• _WORK TO DO_:
Each record is to be transcribed exactly.
——
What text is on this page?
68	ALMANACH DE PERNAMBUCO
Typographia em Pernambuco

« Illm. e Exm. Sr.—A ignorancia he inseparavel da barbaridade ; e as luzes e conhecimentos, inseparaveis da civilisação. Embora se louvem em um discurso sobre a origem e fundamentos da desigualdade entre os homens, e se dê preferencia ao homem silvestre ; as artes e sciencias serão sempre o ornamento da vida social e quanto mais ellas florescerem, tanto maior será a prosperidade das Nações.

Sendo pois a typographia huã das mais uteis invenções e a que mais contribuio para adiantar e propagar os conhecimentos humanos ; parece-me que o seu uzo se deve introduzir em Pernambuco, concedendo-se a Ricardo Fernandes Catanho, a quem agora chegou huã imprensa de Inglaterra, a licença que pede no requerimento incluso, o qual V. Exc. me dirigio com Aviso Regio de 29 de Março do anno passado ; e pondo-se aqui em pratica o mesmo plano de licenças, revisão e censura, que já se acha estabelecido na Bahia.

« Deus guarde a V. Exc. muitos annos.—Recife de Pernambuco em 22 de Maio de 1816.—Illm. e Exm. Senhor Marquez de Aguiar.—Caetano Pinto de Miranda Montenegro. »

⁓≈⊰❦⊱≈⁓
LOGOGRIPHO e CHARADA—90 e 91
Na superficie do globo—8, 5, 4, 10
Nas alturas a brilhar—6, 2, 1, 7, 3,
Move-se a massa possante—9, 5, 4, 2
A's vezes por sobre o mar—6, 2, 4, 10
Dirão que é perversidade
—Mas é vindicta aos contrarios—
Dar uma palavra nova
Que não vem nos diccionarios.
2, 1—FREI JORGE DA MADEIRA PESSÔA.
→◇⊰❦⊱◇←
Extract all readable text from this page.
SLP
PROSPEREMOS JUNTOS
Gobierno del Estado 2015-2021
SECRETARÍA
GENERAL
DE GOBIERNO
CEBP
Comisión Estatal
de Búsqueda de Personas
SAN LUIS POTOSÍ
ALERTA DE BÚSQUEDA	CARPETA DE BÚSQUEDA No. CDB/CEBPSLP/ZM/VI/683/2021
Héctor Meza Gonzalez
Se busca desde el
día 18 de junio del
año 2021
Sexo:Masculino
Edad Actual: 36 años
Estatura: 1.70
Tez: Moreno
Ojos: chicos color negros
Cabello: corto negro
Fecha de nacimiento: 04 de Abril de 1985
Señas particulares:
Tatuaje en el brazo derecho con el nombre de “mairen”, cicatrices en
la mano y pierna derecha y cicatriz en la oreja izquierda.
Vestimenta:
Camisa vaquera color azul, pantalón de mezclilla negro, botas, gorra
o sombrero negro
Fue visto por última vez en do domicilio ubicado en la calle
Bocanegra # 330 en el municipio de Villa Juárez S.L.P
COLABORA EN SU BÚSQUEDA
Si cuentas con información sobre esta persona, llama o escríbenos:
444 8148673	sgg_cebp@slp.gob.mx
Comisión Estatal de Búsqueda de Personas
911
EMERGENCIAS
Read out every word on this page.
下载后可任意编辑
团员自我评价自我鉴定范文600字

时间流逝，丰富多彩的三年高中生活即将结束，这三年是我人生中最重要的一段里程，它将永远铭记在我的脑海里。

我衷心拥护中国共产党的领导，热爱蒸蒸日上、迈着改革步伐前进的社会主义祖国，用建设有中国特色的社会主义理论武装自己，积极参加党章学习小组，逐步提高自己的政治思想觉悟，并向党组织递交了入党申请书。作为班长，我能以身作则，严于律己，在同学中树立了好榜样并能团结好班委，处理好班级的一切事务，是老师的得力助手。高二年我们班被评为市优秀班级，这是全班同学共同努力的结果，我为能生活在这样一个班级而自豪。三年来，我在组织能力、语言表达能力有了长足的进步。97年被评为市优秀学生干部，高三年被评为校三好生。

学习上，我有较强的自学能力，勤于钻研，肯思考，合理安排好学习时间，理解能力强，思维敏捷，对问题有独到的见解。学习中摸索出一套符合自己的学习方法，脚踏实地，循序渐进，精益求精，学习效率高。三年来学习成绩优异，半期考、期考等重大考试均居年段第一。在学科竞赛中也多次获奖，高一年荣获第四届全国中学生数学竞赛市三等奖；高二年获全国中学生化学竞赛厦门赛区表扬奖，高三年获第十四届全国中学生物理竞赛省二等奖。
——
• _ANSWER BELOW_:
What text is on this page?
68	ALMANACH DE PERNAMBUCO
Typographia em Pernambuco

« Illm. e Exm. Sr.—A ignorancia he inseparavel da barbaridade ; e as luzes e conhecimentos, inseparaveis da civilisação. Embora se louvem em um discurso sobre a origem e fundamentos da desigualdade entre os homens, e se dê preferencia ao homem silvestre ; as artes e sciencias serão sempre o ornamento da vida social e quanto mais ellas florescerem, tanto maior será a prosperidade das Nações.

Sendo pois a typographia huã das mais uteis invenções e a que mais contribuio para adiantar e propagar os conhecimentos humanos ; parece-me que o seu uzo se deve introduzir em Pernambuco, concedendo-se a Ricardo Fernandes Catanho, a quem agora chegou huã imprensa de Inglaterra, a licença que pede no requerimento incluso, o qual V. Exc. me dirigio com Aviso Regio de 29 de Março do anno passado ; e pondo-se aqui em pratica o mesmo plano de licenças, revisão e censura, que já se acha estabelecido na Bahia.

« Deus guarde a V. Exc. muitos annos.—Recife de Pernambuco em 22 de Maio de 1816.—Illm. e Exm. Senhor Marquez de Aguiar.—Caetano Pinto de Miranda Montenegro. »

⁓≈⊰❦⊱≈⁓
LOGOGRIPHO e CHARADA—90 e 91
Na superficie do globo—8, 5, 4, 10
Nas alturas a brilhar—6, 2, 1, 7, 3,
Move-se a massa possante—9, 5, 4, 2
A's vezes por sobre o mar—6, 2, 4, 10
Dirão que é perversidade
—Mas é vindicta aos contrarios—
Dar uma palavra nova
Que não vem nos diccionarios.
2, 1—FREI JORGE DA MADEIRA PESSÔA.
→◇⊰❦⊱◇←
Extract all readable text from this page.
SLP
PROSPEREMOS JUNTOS
Gobierno del Estado 2015-2021
SECRETARÍA
GENERAL
DE GOBIERNO
CEBP
Comisión Estatal
de Búsqueda de Personas
SAN LUIS POTOSÍ
ALERTA DE BÚSQUEDA	CARPETA DE BÚSQUEDA No. CDB/CEBPSLP/ZM/VI/683/2021
Héctor Meza Gonzalez
Se busca desde el
día 18 de junio del
año 2021
Sexo:Masculino
Edad Actual: 36 años
Estatura: 1.70
Tez: Moreno
Ojos: chicos color negros
Cabello: corto negro
Fecha de nacimiento: 04 de Abril de 1985
Señas particulares:
Tatuaje en el brazo derecho con el nombre de “mairen”, cicatrices en
la mano y pierna derecha y cicatriz en la oreja izquierda.
Vestimenta:
Camisa vaquera color azul, pantalón de mezclilla negro, botas, gorra
o sombrero negro
Fue visto por última vez en do domicilio ubicado en la calle
Bocanegra # 330 en el municipio de Villa Juárez S.L.P
COLABORA EN SU BÚSQUEDA
Si cuentas con información sobre esta persona, llama o escríbenos:
444 8148673	sgg_cebp@slp.gob.mx
Comisión Estatal de Búsqueda de Personas
911
EMERGENCIAS
Read out every word on this page.
下载后可任意编辑
团员自我评价自我鉴定范文600字

时间流逝，丰富多彩的三年高中生活即将结束，这三年是我人生中最重要的一段里程，它将永远铭记在我的脑海里。

我衷心拥护中国共产党的领导，热爱蒸蒸日上、迈着改革步伐前进的社会主义祖国，用建设有中国特色的社会主义理论武装自己，积极参加党章学习小组，逐步提高自己的政治思想觉悟，并向党组织递交了入党申请书。作为班长，我能以身作则，严于律己，在同学中树立了好榜样并能团结好班委，处理好班级的一切事务，是老师的得力助手。高二年我们班被评为市优秀班级，这是全班同学共同努力的结果，我为能生活在这样一个班级而自豪。三年来，我在组织能力、语言表达能力有了长足的进步。97年被评为市优秀学生干部，高三年被评为校三好生。

学习上，我有较强的自学能力，勤于钻研，肯思考，合理安排好学习时间，理解能力强，思维敏捷，对问题有独到的见解。学习中摸索出一套符合自己的学习方法，脚踏实地，循序渐进，精益求精，学习效率高。三年来学习成绩优异，半期考、期考等重大考试均居年段第一。在学科竞赛中也多次获奖，高一年荣获第四届全国中学生数学竞赛市三等奖；高二年获全国中学生化学竞赛厦门赛区表扬奖，高三年获第十四届全国中学生物理竞赛省二等奖。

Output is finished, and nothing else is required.